» EXERCISE DIRECTIONS: Retype the whole listing verbatim and keep the pictures out of it.
<<<<
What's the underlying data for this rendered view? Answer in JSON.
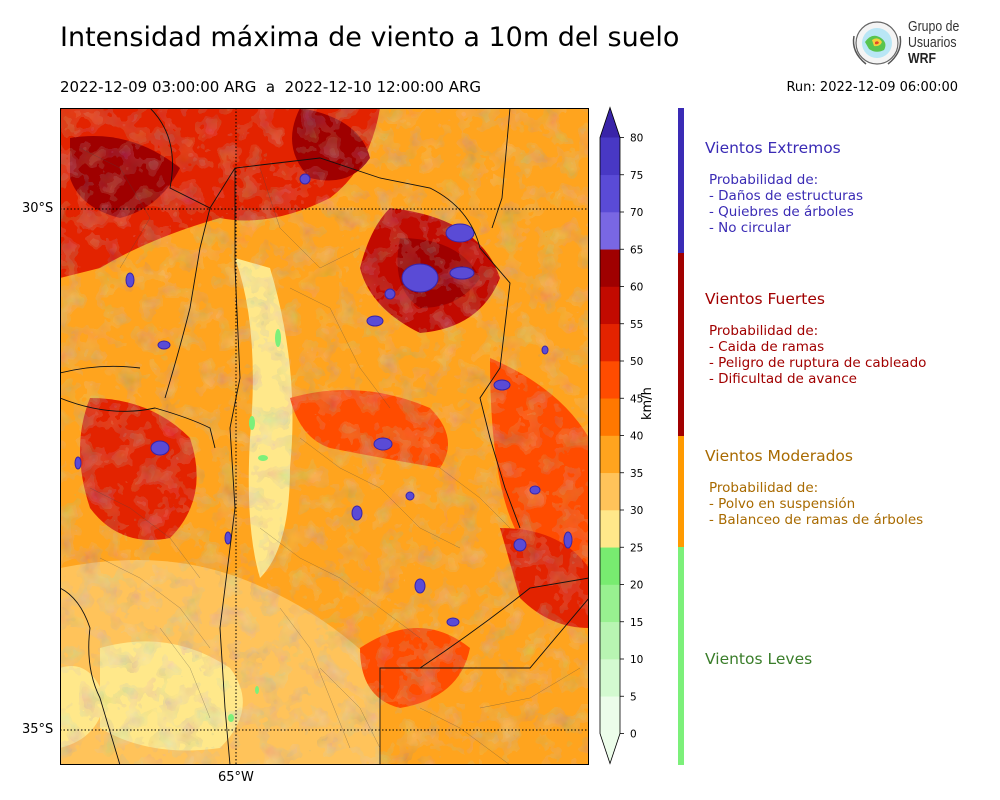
{
  "header": {
    "title": "Intensidad máxima de viento a 10m del suelo",
    "period": "2022-12-09 03:00:00 ARG  a  2022-12-10 12:00:00 ARG",
    "run": "Run: 2022-12-09 06:00:00"
  },
  "logo": {
    "line1": "Grupo de",
    "line2": "Usuarios",
    "line3": "WRF"
  },
  "map": {
    "lat_labels": [
      "30°S",
      "35°S"
    ],
    "lon_labels": [
      "65°W"
    ],
    "extreme_color": "#5a4bd6",
    "low_color": "#7cf07a"
  },
  "colorbar": {
    "unit": "km/h",
    "ticks": [
      "0",
      "5",
      "10",
      "15",
      "20",
      "25",
      "30",
      "35",
      "40",
      "45",
      "50",
      "55",
      "60",
      "65",
      "70",
      "75",
      "80"
    ],
    "colors": [
      "#ecfdea",
      "#d3fad0",
      "#b8f5b2",
      "#98f190",
      "#78ec70",
      "#ffe88a",
      "#ffc35a",
      "#ffa41e",
      "#ff7800",
      "#ff4c00",
      "#e32300",
      "#c20a00",
      "#9f0000",
      "#7967e3",
      "#5a4bd6",
      "#4838c4",
      "#3924a8"
    ]
  },
  "categories": [
    {
      "title": "Vientos Extremos",
      "color": "#3a2bb5",
      "bar_color": "#3a2bb5",
      "intro": "Probabilidad de:",
      "items": [
        "- Daños de estructuras",
        "- Quiebres de árboles",
        "- No circular"
      ]
    },
    {
      "title": "Vientos Fuertes",
      "color": "#a10000",
      "bar_color": "#a10000",
      "intro": "Probabilidad de:",
      "items": [
        "- Caida de ramas",
        "- Peligro de ruptura de cableado",
        "- Dificultad de avance"
      ]
    },
    {
      "title": "Vientos Moderados",
      "color": "#a86a00",
      "bar_color": "#ff9a00",
      "intro": "Probabilidad de:",
      "items": [
        "- Polvo en suspensión",
        "- Balanceo de ramas de árboles"
      ]
    },
    {
      "title": "Vientos Leves",
      "color": "#3a7d2a",
      "bar_color": "#7cf07a",
      "intro": "",
      "items": []
    }
  ]
}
>>>>
» EXPECTED ANSWER:
What's the underlying data for this rendered view? Answer in JSON.
{
  "header": {
    "title": "Intensidad máxima de viento a 10m del suelo",
    "period": "2022-12-09 03:00:00 ARG  a  2022-12-10 12:00:00 ARG",
    "run": "Run: 2022-12-09 06:00:00"
  },
  "logo": {
    "line1": "Grupo de",
    "line2": "Usuarios",
    "line3": "WRF"
  },
  "map": {
    "lat_labels": [
      "30°S",
      "35°S"
    ],
    "lon_labels": [
      "65°W"
    ],
    "extreme_color": "#5a4bd6",
    "low_color": "#7cf07a"
  },
  "colorbar": {
    "unit": "km/h",
    "ticks": [
      "0",
      "5",
      "10",
      "15",
      "20",
      "25",
      "30",
      "35",
      "40",
      "45",
      "50",
      "55",
      "60",
      "65",
      "70",
      "75",
      "80"
    ],
    "colors": [
      "#ecfdea",
      "#d3fad0",
      "#b8f5b2",
      "#98f190",
      "#78ec70",
      "#ffe88a",
      "#ffc35a",
      "#ffa41e",
      "#ff7800",
      "#ff4c00",
      "#e32300",
      "#c20a00",
      "#9f0000",
      "#7967e3",
      "#5a4bd6",
      "#4838c4",
      "#3924a8"
    ]
  },
  "categories": [
    {
      "title": "Vientos Extremos",
      "color": "#3a2bb5",
      "bar_color": "#3a2bb5",
      "intro": "Probabilidad de:",
      "items": [
        "- Daños de estructuras",
        "- Quiebres de árboles",
        "- No circular"
      ]
    },
    {
      "title": "Vientos Fuertes",
      "color": "#a10000",
      "bar_color": "#a10000",
      "intro": "Probabilidad de:",
      "items": [
        "- Caida de ramas",
        "- Peligro de ruptura de cableado",
        "- Dificultad de avance"
      ]
    },
    {
      "title": "Vientos Moderados",
      "color": "#a86a00",
      "bar_color": "#ff9a00",
      "intro": "Probabilidad de:",
      "items": [
        "- Polvo en suspensión",
        "- Balanceo de ramas de árboles"
      ]
    },
    {
      "title": "Vientos Leves",
      "color": "#3a7d2a",
      "bar_color": "#7cf07a",
      "intro": "",
      "items": []
    }
  ]
}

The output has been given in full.